# Dataset records
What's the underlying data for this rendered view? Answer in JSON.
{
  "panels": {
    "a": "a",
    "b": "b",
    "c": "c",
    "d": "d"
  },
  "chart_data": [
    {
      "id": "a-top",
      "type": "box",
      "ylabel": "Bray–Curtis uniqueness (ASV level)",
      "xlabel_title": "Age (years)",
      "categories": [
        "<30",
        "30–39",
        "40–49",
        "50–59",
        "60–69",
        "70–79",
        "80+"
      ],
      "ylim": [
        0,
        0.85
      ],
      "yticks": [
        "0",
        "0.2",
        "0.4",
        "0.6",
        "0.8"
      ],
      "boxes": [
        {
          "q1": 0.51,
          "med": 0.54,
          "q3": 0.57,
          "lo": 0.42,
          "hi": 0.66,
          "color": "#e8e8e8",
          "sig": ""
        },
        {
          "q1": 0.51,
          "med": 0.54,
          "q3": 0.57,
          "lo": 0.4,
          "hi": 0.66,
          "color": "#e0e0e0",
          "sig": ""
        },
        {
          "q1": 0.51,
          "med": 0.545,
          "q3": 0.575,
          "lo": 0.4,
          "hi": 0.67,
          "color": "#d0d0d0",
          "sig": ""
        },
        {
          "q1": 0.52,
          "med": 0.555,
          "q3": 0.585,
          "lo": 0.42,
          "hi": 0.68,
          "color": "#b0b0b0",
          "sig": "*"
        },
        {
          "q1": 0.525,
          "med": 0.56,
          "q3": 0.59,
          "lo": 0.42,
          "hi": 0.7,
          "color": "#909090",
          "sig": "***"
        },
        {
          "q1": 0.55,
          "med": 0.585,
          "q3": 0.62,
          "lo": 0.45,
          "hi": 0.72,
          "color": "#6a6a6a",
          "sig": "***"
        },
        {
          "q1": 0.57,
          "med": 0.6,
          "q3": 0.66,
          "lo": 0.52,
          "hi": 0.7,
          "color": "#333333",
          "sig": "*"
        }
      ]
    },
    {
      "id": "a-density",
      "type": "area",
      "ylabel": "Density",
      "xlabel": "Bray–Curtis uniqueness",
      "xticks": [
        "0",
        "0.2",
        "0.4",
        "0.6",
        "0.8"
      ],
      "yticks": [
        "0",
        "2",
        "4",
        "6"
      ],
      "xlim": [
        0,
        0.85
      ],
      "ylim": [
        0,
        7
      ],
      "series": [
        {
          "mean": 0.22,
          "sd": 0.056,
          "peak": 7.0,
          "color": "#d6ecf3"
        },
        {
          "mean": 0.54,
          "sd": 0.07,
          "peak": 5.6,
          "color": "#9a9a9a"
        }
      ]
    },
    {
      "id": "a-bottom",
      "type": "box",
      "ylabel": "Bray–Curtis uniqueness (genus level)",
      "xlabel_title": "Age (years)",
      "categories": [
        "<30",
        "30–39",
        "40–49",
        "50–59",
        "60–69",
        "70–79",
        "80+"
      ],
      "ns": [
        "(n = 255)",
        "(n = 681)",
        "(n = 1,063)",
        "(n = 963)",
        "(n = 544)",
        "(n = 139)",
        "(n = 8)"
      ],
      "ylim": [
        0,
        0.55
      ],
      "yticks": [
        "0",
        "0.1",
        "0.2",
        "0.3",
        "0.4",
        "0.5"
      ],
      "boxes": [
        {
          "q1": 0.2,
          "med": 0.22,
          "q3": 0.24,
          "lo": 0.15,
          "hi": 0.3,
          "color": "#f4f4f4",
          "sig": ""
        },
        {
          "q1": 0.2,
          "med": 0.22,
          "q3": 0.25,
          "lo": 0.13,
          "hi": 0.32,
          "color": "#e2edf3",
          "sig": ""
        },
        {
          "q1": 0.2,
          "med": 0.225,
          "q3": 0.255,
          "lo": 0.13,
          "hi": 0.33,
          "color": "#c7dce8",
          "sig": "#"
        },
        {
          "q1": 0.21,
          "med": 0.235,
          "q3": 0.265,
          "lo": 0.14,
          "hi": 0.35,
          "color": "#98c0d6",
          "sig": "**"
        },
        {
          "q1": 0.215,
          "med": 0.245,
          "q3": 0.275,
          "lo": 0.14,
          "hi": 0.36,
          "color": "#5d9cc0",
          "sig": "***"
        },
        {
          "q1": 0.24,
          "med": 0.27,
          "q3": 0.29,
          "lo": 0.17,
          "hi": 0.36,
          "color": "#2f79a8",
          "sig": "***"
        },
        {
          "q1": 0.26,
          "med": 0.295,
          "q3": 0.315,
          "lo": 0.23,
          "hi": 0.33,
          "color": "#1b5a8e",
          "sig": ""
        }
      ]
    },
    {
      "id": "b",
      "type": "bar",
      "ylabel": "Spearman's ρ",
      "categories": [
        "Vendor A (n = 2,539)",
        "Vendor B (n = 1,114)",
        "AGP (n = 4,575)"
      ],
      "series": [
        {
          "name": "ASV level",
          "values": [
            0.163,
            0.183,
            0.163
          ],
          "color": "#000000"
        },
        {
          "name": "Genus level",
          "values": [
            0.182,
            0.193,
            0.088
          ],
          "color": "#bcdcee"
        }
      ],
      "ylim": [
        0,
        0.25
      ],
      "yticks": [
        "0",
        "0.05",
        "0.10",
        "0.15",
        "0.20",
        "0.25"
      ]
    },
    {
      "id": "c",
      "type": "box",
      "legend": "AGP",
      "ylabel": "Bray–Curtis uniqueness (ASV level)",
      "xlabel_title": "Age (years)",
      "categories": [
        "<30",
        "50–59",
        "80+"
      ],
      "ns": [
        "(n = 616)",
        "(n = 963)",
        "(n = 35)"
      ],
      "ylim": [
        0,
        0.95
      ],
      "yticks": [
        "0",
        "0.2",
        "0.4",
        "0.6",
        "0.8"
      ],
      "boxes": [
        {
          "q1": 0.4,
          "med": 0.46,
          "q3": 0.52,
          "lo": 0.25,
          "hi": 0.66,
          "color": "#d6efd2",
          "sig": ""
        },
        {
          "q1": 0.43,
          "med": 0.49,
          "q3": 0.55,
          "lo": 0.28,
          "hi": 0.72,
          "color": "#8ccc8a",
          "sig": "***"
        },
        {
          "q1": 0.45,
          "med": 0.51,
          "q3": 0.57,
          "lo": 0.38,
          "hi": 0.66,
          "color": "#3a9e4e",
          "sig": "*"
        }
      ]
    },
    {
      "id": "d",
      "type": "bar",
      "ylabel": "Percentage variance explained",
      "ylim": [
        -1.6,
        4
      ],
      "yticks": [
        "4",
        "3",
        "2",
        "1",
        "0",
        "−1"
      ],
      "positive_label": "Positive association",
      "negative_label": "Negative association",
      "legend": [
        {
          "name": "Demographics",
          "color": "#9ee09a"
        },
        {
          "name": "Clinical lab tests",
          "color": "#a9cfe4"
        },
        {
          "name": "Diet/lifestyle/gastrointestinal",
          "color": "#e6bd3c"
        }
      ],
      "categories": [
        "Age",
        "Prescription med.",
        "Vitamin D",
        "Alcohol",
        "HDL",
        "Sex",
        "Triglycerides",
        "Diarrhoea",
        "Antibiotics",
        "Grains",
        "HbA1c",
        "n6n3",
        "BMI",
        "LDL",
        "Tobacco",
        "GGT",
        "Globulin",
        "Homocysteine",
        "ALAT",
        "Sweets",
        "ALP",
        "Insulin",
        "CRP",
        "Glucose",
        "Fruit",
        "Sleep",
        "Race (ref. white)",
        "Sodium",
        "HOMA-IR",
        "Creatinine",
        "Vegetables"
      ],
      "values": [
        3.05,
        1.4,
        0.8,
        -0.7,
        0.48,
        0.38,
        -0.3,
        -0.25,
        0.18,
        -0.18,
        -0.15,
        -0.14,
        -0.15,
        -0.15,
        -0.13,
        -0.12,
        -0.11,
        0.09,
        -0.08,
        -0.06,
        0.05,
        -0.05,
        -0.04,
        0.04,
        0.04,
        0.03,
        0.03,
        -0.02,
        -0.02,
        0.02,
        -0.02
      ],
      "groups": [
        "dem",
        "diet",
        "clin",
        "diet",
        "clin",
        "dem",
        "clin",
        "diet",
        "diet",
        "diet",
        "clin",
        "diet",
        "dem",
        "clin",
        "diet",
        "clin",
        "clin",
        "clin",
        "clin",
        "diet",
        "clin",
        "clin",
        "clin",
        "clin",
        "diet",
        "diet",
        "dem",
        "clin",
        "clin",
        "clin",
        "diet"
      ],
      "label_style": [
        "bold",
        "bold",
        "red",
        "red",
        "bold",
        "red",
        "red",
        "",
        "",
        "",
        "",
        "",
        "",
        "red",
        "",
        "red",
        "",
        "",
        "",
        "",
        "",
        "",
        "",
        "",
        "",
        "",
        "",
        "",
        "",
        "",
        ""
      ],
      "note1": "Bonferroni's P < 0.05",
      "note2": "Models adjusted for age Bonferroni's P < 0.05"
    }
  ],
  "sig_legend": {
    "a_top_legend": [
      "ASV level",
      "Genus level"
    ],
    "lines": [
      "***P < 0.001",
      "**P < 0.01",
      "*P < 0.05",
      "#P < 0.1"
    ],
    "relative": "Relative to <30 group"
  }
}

# Work instructions
Within the entries above, work out how many lines contain the word "name". The number alone is the answer.

# Solution to this exercise
5